• [Data excerpts]
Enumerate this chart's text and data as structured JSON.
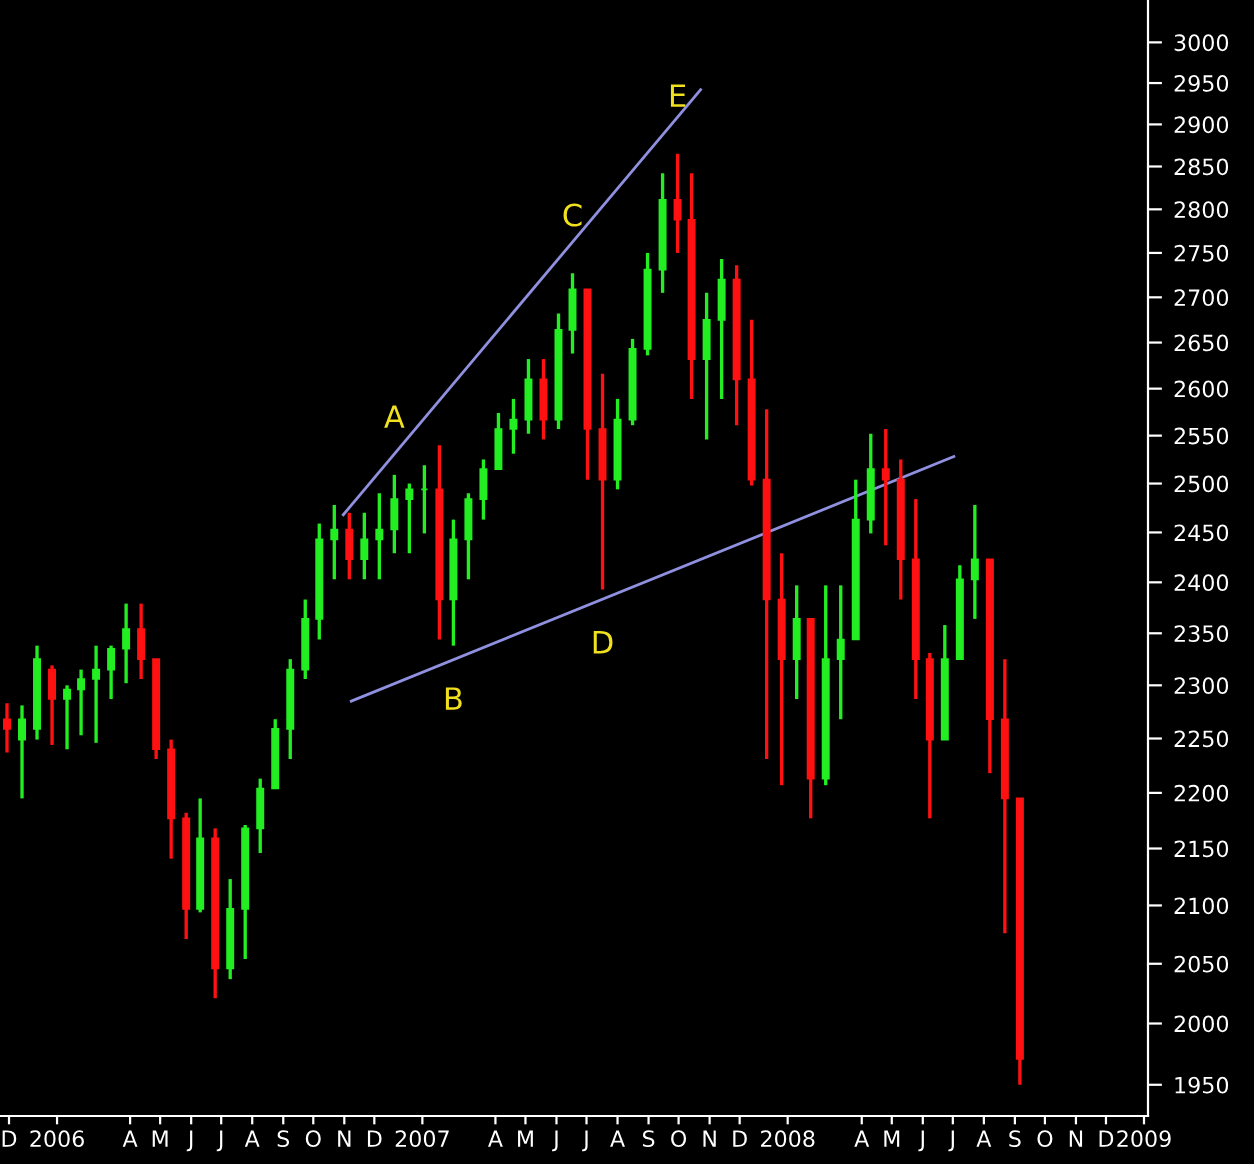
{
  "chart_data": {
    "type": "candlestick",
    "x": [
      "2005-12-13",
      "2005-12-28",
      "2006-01-12",
      "2006-01-27",
      "2006-02-11",
      "2006-02-25",
      "2006-03-12",
      "2006-03-27",
      "2006-04-11",
      "2006-04-26",
      "2006-05-11",
      "2006-05-26",
      "2006-06-10",
      "2006-06-24",
      "2006-07-09",
      "2006-07-24",
      "2006-08-08",
      "2006-08-23",
      "2006-09-07",
      "2006-09-22",
      "2006-10-07",
      "2006-10-21",
      "2006-11-05",
      "2006-11-20",
      "2006-12-05",
      "2006-12-20",
      "2007-01-04",
      "2007-01-19",
      "2007-02-03",
      "2007-02-18",
      "2007-03-04",
      "2007-03-19",
      "2007-04-03",
      "2007-04-18",
      "2007-05-03",
      "2007-05-18",
      "2007-06-02",
      "2007-06-17",
      "2007-07-01",
      "2007-07-16",
      "2007-07-31",
      "2007-08-15",
      "2007-08-30",
      "2007-09-14",
      "2007-09-29",
      "2007-10-14",
      "2007-10-28",
      "2007-11-12",
      "2007-11-27",
      "2007-12-12",
      "2007-12-27",
      "2008-01-11",
      "2008-01-26",
      "2008-02-10",
      "2008-02-24",
      "2008-03-10",
      "2008-03-25",
      "2008-04-09",
      "2008-04-24",
      "2008-05-09",
      "2008-05-24",
      "2008-06-08",
      "2008-06-22",
      "2008-07-07",
      "2008-07-22",
      "2008-08-06",
      "2008-08-21",
      "2008-09-05",
      "2008-09-20"
    ],
    "ohlc": [
      [
        2268,
        2283,
        2237,
        2259
      ],
      [
        2249,
        2281,
        2195,
        2268
      ],
      [
        2259,
        2338,
        2249,
        2325
      ],
      [
        2315,
        2319,
        2244,
        2287
      ],
      [
        2287,
        2300,
        2240,
        2296
      ],
      [
        2296,
        2315,
        2253,
        2306
      ],
      [
        2306,
        2338,
        2246,
        2315
      ],
      [
        2315,
        2338,
        2287,
        2335
      ],
      [
        2335,
        2379,
        2302,
        2354
      ],
      [
        2354,
        2379,
        2306,
        2325
      ],
      [
        2325,
        2325,
        2231,
        2240
      ],
      [
        2240,
        2249,
        2141,
        2177
      ],
      [
        2177,
        2182,
        2071,
        2097
      ],
      [
        2097,
        2195,
        2094,
        2159
      ],
      [
        2159,
        2168,
        2021,
        2046
      ],
      [
        2046,
        2123,
        2037,
        2097
      ],
      [
        2097,
        2171,
        2054,
        2168
      ],
      [
        2168,
        2213,
        2146,
        2204
      ],
      [
        2204,
        2268,
        2204,
        2259
      ],
      [
        2259,
        2325,
        2231,
        2315
      ],
      [
        2315,
        2383,
        2306,
        2364
      ],
      [
        2364,
        2459,
        2344,
        2443
      ],
      [
        2443,
        2478,
        2403,
        2453
      ],
      [
        2453,
        2470,
        2403,
        2423
      ],
      [
        2423,
        2470,
        2403,
        2443
      ],
      [
        2443,
        2490,
        2403,
        2453
      ],
      [
        2453,
        2509,
        2429,
        2484
      ],
      [
        2484,
        2500,
        2429,
        2494
      ],
      [
        2494,
        2519,
        2449,
        2494
      ],
      [
        2494,
        2540,
        2344,
        2383
      ],
      [
        2383,
        2463,
        2338,
        2443
      ],
      [
        2443,
        2490,
        2403,
        2484
      ],
      [
        2484,
        2525,
        2463,
        2515
      ],
      [
        2515,
        2574,
        2515,
        2557
      ],
      [
        2557,
        2589,
        2531,
        2567
      ],
      [
        2567,
        2632,
        2552,
        2610
      ],
      [
        2610,
        2632,
        2546,
        2567
      ],
      [
        2567,
        2682,
        2557,
        2664
      ],
      [
        2664,
        2727,
        2638,
        2709
      ],
      [
        2709,
        2709,
        2504,
        2557
      ],
      [
        2557,
        2616,
        2393,
        2504
      ],
      [
        2504,
        2589,
        2494,
        2567
      ],
      [
        2567,
        2654,
        2561,
        2643
      ],
      [
        2643,
        2750,
        2636,
        2731
      ],
      [
        2731,
        2842,
        2705,
        2811
      ],
      [
        2811,
        2865,
        2750,
        2788
      ],
      [
        2788,
        2842,
        2589,
        2632
      ],
      [
        2632,
        2705,
        2546,
        2675
      ],
      [
        2675,
        2743,
        2589,
        2720
      ],
      [
        2720,
        2736,
        2561,
        2610
      ],
      [
        2610,
        2675,
        2498,
        2504
      ],
      [
        2504,
        2578,
        2231,
        2383
      ],
      [
        2383,
        2429,
        2207,
        2325
      ],
      [
        2325,
        2397,
        2287,
        2364
      ],
      [
        2364,
        2364,
        2177,
        2213
      ],
      [
        2213,
        2397,
        2207,
        2325
      ],
      [
        2325,
        2397,
        2268,
        2344
      ],
      [
        2344,
        2504,
        2344,
        2463
      ],
      [
        2463,
        2552,
        2449,
        2515
      ],
      [
        2515,
        2557,
        2437,
        2504
      ],
      [
        2504,
        2525,
        2383,
        2423
      ],
      [
        2423,
        2484,
        2287,
        2325
      ],
      [
        2325,
        2331,
        2177,
        2249
      ],
      [
        2249,
        2358,
        2249,
        2325
      ],
      [
        2325,
        2417,
        2325,
        2403
      ],
      [
        2403,
        2478,
        2364,
        2423
      ],
      [
        2423,
        2423,
        2218,
        2268
      ],
      [
        2268,
        2325,
        2076,
        2195
      ],
      [
        2195,
        2195,
        1950,
        1971
      ]
    ],
    "colors": [
      "#ff1111",
      "#22ee22",
      "#22ee22",
      "#ff1111",
      "#22ee22",
      "#22ee22",
      "#22ee22",
      "#22ee22",
      "#22ee22",
      "#ff1111",
      "#ff1111",
      "#ff1111",
      "#ff1111",
      "#22ee22",
      "#ff1111",
      "#22ee22",
      "#22ee22",
      "#22ee22",
      "#22ee22",
      "#22ee22",
      "#22ee22",
      "#22ee22",
      "#22ee22",
      "#ff1111",
      "#22ee22",
      "#22ee22",
      "#22ee22",
      "#22ee22",
      "#22ee22",
      "#ff1111",
      "#22ee22",
      "#22ee22",
      "#22ee22",
      "#22ee22",
      "#22ee22",
      "#22ee22",
      "#ff1111",
      "#22ee22",
      "#22ee22",
      "#ff1111",
      "#ff1111",
      "#22ee22",
      "#22ee22",
      "#22ee22",
      "#22ee22",
      "#ff1111",
      "#ff1111",
      "#22ee22",
      "#22ee22",
      "#ff1111",
      "#ff1111",
      "#ff1111",
      "#ff1111",
      "#22ee22",
      "#ff1111",
      "#22ee22",
      "#22ee22",
      "#22ee22",
      "#22ee22",
      "#ff1111",
      "#ff1111",
      "#ff1111",
      "#ff1111",
      "#22ee22",
      "#22ee22",
      "#22ee22",
      "#ff1111",
      "#ff1111",
      "#ff1111"
    ],
    "series": [
      {
        "type": "line",
        "x": [
          "2006-11-14",
          "2007-11-06"
        ],
        "values": [
          2468,
          2942
        ],
        "color": "#9090e0"
      },
      {
        "type": "line",
        "x": [
          "2006-11-22",
          "2008-07-16"
        ],
        "values": [
          2285,
          2528
        ],
        "color": "#9090e0"
      }
    ],
    "annotations": [
      {
        "text": "A",
        "x": "2007-01-04",
        "y": 2509
      },
      {
        "text": "B",
        "x": "2007-03-04",
        "y": 2338
      },
      {
        "text": "C",
        "x": "2007-07-01",
        "y": 2727
      },
      {
        "text": "D",
        "x": "2007-07-31",
        "y": 2393
      },
      {
        "text": "E",
        "x": "2007-10-14",
        "y": 2865
      }
    ],
    "log": "y",
    "xlim": [
      "2005-12-06",
      "2009-01-26"
    ],
    "ylim": [
      1925,
      3053
    ],
    "yticks": [
      1950,
      2000,
      2050,
      2100,
      2150,
      2200,
      2250,
      2300,
      2350,
      2400,
      2450,
      2500,
      2550,
      2600,
      2650,
      2700,
      2750,
      2800,
      2850,
      2900,
      2950,
      3000
    ],
    "xticks": [
      {
        "value": "2005-12-15",
        "label": "D"
      },
      {
        "value": "2006-02-01",
        "label": "2006"
      },
      {
        "value": "2006-04-15",
        "label": "A"
      },
      {
        "value": "2006-05-15",
        "label": "M"
      },
      {
        "value": "2006-06-15",
        "label": "J"
      },
      {
        "value": "2006-07-15",
        "label": "J"
      },
      {
        "value": "2006-08-15",
        "label": "A"
      },
      {
        "value": "2006-09-15",
        "label": "S"
      },
      {
        "value": "2006-10-15",
        "label": "O"
      },
      {
        "value": "2006-11-15",
        "label": "N"
      },
      {
        "value": "2006-12-15",
        "label": "D"
      },
      {
        "value": "2007-02-01",
        "label": "2007"
      },
      {
        "value": "2007-04-15",
        "label": "A"
      },
      {
        "value": "2007-05-15",
        "label": "M"
      },
      {
        "value": "2007-06-15",
        "label": "J"
      },
      {
        "value": "2007-07-15",
        "label": "J"
      },
      {
        "value": "2007-08-15",
        "label": "A"
      },
      {
        "value": "2007-09-15",
        "label": "S"
      },
      {
        "value": "2007-10-15",
        "label": "O"
      },
      {
        "value": "2007-11-15",
        "label": "N"
      },
      {
        "value": "2007-12-15",
        "label": "D"
      },
      {
        "value": "2008-02-01",
        "label": "2008"
      },
      {
        "value": "2008-04-15",
        "label": "A"
      },
      {
        "value": "2008-05-15",
        "label": "M"
      },
      {
        "value": "2008-06-15",
        "label": "J"
      },
      {
        "value": "2008-07-15",
        "label": "J"
      },
      {
        "value": "2008-08-15",
        "label": "A"
      },
      {
        "value": "2008-09-15",
        "label": "S"
      },
      {
        "value": "2008-10-15",
        "label": "O"
      },
      {
        "value": "2008-11-15",
        "label": "N"
      },
      {
        "value": "2008-12-15",
        "label": "D"
      },
      {
        "value": "2009-01-22",
        "label": "2009"
      }
    ],
    "grid": false
  }
}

• [Requirement] Gather all lines where the word "text" appears.

• [Full output]
Enumerate this chart's text and data as structured JSON.
        "text": "A",
        "text": "B",
        "text": "C",
        "text": "D",
        "text": "E",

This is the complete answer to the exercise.